▶ [What is expected] Return each line that holds the word "Product".

## BEGIN

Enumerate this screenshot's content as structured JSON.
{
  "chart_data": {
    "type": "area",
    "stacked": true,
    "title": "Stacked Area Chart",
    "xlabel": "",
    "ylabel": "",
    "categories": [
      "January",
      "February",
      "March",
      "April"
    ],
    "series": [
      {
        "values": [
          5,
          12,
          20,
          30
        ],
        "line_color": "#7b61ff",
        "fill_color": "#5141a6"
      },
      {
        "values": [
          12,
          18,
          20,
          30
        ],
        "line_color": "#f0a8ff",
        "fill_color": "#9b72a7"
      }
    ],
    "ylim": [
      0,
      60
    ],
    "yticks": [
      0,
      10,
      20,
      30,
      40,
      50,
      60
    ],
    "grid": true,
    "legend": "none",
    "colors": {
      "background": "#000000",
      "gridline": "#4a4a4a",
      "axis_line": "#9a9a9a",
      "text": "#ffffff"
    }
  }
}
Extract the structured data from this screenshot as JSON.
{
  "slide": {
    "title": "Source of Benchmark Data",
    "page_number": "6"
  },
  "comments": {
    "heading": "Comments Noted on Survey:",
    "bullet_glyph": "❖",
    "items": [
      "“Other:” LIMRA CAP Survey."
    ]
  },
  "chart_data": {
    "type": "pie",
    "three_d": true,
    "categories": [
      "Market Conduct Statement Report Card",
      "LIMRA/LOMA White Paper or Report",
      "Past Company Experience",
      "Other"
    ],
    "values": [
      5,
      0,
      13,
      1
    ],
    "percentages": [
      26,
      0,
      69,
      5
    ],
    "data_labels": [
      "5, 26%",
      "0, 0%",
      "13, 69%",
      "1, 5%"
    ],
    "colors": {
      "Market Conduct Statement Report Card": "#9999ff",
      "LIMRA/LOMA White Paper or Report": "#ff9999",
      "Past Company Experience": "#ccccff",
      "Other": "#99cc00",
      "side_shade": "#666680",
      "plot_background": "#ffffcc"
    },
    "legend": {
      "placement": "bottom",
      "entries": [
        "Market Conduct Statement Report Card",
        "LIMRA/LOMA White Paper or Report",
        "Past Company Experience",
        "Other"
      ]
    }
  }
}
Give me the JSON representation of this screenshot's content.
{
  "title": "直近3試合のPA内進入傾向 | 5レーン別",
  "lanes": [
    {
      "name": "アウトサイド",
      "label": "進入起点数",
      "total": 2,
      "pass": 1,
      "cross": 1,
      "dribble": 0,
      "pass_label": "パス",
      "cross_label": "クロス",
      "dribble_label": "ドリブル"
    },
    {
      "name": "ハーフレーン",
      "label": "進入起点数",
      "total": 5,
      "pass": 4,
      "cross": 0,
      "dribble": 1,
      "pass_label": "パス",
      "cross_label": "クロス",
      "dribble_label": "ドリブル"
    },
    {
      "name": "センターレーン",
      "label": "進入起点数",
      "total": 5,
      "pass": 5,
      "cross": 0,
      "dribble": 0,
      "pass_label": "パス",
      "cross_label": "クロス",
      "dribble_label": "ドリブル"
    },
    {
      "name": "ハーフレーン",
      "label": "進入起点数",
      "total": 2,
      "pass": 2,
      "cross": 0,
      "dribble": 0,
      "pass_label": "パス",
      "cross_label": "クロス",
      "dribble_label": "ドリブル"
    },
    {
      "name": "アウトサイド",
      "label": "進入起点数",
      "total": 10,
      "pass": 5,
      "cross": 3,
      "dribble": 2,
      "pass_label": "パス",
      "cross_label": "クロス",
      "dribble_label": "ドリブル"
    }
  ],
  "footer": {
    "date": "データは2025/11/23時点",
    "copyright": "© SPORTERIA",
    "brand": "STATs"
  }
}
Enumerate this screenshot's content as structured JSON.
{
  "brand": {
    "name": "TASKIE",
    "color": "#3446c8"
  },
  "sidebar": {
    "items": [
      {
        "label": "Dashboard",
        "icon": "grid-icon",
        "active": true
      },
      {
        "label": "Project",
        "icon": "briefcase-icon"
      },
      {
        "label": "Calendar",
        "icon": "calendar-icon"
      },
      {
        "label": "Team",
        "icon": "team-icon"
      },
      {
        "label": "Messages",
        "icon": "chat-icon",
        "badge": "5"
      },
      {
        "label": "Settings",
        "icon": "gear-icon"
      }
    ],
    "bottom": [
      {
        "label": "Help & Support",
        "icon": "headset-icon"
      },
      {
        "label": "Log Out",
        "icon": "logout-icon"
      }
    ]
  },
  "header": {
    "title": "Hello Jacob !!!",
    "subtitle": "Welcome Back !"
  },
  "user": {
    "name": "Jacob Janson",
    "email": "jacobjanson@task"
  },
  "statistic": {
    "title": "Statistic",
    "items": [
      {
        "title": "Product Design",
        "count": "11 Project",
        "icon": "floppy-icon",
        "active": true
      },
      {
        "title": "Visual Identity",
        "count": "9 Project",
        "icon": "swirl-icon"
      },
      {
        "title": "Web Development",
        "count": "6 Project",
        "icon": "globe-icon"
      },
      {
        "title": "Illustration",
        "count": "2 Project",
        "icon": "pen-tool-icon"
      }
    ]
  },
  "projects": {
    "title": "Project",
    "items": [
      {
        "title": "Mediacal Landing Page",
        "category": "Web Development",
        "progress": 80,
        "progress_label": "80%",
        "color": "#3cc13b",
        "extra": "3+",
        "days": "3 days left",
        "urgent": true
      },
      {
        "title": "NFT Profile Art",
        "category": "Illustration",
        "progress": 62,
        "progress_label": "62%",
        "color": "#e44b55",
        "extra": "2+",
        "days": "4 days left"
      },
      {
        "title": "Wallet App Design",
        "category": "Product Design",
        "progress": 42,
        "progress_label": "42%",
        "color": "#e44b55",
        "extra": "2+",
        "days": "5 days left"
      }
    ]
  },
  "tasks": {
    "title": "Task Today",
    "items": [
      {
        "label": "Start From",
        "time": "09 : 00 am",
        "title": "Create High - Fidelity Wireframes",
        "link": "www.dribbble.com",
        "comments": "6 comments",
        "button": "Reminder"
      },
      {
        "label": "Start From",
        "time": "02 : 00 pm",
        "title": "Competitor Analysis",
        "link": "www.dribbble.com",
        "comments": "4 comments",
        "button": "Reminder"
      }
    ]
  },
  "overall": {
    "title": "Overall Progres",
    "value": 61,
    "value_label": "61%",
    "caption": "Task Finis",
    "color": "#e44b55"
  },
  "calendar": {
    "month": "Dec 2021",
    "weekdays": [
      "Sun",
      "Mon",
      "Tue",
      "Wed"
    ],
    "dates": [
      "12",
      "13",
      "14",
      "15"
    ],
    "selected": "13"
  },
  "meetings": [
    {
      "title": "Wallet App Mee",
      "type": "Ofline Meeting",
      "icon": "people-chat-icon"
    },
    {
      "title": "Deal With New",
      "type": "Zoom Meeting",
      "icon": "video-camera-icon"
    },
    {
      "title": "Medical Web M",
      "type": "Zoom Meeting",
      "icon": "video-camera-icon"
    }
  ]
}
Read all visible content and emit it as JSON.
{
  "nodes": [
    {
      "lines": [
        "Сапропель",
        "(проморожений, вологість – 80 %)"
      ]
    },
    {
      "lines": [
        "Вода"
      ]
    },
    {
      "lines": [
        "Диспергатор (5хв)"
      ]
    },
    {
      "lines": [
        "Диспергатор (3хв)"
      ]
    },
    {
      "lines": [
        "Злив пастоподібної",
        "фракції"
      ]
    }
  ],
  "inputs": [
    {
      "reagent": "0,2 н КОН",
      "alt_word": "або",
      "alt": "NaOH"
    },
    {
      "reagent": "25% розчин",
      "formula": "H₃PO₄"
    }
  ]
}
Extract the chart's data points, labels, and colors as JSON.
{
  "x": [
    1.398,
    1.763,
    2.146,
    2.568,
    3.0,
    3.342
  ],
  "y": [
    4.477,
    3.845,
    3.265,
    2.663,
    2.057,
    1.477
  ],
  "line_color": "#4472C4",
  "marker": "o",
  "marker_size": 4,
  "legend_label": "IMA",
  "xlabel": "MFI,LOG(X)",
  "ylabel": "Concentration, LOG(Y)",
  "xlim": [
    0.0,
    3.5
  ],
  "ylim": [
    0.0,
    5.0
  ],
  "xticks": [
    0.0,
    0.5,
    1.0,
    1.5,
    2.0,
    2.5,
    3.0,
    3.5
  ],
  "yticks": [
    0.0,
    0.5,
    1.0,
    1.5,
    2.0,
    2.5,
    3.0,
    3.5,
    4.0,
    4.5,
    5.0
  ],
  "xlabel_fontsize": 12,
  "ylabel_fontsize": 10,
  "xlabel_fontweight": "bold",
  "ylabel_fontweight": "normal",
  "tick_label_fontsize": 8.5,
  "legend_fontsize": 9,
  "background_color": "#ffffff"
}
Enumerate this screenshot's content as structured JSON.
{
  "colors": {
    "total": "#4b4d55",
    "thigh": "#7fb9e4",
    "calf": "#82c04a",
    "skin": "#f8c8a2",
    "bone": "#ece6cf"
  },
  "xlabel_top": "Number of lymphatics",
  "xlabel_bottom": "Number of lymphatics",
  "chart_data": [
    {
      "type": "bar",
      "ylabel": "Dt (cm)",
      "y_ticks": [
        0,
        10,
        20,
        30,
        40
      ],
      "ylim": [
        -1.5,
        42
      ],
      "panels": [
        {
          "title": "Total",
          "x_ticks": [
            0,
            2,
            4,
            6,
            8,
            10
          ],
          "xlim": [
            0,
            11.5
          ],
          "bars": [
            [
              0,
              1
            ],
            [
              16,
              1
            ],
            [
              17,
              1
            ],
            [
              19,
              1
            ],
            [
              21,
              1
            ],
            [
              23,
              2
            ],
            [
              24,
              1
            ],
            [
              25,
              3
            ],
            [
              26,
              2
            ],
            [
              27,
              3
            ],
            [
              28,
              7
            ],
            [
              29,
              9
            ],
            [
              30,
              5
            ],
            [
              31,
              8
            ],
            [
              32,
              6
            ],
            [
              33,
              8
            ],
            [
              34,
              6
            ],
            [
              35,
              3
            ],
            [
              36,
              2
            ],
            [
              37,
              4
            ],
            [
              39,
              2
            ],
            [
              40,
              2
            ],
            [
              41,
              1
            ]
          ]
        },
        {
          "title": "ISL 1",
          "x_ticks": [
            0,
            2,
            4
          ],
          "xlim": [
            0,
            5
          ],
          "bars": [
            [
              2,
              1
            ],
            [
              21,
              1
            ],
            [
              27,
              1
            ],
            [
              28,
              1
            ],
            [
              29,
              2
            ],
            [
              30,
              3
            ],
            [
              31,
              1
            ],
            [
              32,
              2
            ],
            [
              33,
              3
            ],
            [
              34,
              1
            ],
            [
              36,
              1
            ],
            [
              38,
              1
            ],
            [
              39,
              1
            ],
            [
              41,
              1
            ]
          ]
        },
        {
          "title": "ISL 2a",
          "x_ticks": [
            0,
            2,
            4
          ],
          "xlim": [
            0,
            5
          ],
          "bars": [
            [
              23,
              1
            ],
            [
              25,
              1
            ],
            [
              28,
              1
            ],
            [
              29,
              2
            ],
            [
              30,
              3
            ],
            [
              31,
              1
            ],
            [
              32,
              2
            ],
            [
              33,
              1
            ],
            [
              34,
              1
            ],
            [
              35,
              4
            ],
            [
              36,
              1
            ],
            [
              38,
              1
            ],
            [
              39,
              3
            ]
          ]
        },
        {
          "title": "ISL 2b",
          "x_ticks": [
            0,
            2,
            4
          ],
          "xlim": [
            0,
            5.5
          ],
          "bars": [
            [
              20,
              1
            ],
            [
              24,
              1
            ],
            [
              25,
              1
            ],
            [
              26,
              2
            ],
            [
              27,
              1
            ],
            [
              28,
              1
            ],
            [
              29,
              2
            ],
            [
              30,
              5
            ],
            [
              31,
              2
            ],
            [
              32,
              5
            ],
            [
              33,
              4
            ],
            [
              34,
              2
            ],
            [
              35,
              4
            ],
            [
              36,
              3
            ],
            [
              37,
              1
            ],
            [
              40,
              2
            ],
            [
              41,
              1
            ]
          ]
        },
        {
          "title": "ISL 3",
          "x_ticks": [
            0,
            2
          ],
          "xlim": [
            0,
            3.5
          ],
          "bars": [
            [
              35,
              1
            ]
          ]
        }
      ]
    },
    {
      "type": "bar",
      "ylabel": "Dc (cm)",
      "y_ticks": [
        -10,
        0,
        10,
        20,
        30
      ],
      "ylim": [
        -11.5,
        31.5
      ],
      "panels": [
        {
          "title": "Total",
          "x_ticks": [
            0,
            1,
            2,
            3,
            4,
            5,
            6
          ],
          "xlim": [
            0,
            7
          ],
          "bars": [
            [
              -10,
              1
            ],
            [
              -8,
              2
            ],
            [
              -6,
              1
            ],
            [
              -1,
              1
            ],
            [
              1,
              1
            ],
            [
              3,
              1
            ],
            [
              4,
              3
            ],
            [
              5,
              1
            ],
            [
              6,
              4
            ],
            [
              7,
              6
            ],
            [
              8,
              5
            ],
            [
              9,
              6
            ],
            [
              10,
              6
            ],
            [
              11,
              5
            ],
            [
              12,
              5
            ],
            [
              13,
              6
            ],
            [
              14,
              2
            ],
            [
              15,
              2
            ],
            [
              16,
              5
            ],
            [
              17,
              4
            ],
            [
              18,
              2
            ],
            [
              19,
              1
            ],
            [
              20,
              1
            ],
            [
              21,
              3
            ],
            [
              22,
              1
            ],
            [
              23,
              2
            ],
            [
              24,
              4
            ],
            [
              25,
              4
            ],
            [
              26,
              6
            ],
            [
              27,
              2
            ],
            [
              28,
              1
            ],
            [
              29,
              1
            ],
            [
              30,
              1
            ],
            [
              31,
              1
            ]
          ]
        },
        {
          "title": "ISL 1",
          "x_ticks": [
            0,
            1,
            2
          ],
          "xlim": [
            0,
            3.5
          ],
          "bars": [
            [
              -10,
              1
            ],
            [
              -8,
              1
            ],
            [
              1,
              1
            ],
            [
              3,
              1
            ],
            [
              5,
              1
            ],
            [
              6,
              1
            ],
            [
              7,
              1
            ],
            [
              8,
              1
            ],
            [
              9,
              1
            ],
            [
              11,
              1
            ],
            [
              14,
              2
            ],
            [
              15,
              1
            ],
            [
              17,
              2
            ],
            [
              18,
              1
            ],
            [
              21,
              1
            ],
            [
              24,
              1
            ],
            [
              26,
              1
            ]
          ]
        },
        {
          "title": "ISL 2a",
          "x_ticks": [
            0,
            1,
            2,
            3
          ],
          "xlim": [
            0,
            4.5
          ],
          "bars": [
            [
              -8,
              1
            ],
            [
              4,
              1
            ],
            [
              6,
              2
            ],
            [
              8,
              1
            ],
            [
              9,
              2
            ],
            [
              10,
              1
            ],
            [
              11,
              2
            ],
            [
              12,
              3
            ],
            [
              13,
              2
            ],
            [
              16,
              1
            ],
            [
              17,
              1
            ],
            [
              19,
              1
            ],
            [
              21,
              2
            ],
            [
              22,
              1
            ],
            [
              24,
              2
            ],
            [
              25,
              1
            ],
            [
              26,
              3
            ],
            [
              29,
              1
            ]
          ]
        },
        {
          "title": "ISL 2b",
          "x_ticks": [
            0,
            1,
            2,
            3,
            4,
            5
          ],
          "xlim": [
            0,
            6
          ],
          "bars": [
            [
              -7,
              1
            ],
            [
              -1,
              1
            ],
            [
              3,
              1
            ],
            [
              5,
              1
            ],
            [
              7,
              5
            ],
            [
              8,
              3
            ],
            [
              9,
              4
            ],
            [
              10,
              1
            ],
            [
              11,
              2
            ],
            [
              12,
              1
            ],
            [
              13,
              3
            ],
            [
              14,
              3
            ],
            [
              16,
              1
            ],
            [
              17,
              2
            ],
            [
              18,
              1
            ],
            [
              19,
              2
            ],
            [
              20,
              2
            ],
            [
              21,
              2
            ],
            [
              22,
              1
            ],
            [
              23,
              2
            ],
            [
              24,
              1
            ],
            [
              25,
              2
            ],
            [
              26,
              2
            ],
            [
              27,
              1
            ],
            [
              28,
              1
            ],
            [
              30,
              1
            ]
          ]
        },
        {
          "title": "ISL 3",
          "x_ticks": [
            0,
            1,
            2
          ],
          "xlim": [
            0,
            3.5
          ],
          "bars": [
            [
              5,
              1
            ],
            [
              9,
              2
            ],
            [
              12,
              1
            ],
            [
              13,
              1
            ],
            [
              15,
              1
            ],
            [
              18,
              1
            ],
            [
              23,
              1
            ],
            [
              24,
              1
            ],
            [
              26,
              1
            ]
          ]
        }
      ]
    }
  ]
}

## END

▶ [Full response]
        "title": "Product Design",
        "category": "Product Design",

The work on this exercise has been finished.